Work to complete. Repeat exactly, and only, the lines from the line containing "Read this page and output its text content." through the last line of the records below, including both.
:: Stored records
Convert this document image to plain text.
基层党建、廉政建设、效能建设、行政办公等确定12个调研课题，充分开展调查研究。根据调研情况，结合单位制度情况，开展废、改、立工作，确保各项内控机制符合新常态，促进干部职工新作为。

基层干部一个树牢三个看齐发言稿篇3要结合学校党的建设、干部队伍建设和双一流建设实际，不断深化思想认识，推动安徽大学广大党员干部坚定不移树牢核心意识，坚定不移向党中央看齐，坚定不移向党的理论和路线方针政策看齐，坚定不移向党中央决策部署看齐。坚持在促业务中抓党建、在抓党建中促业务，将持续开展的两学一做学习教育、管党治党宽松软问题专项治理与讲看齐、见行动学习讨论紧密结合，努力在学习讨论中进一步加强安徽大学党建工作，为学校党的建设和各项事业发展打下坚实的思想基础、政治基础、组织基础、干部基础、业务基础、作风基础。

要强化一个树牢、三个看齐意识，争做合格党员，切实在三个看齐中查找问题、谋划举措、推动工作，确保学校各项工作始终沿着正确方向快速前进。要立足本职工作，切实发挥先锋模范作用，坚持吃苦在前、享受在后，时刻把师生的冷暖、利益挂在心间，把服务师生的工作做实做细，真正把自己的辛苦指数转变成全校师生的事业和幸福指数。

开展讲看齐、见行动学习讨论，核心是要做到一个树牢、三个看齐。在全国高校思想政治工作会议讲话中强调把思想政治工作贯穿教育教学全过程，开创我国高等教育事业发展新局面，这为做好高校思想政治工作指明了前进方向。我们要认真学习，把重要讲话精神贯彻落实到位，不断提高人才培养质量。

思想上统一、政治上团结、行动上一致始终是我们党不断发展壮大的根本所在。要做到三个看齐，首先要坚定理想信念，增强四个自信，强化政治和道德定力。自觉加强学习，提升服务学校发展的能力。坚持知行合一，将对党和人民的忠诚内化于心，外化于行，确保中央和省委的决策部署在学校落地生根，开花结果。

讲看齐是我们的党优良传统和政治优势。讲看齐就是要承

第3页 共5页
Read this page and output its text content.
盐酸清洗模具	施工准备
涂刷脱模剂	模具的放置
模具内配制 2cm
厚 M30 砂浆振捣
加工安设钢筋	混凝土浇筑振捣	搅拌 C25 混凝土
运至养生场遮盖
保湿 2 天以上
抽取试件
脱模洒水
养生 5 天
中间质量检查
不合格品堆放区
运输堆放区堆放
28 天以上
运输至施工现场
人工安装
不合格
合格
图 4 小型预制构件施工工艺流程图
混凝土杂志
::::
Exercise output.
Read this page and output its text content.
盐酸清洗模具	施工准备
涂刷脱模剂	模具的放置
模具内配制 2cm
厚 M30 砂浆振捣
加工安设钢筋	混凝土浇筑振捣	搅拌 C25 混凝土
运至养生场遮盖
保湿 2 天以上
抽取试件
脱模洒水
养生 5 天
中间质量检查
不合格品堆放区
运输堆放区堆放
28 天以上
运输至施工现场
人工安装
不合格
合格
图 4 小型预制构件施工工艺流程图
混凝土杂志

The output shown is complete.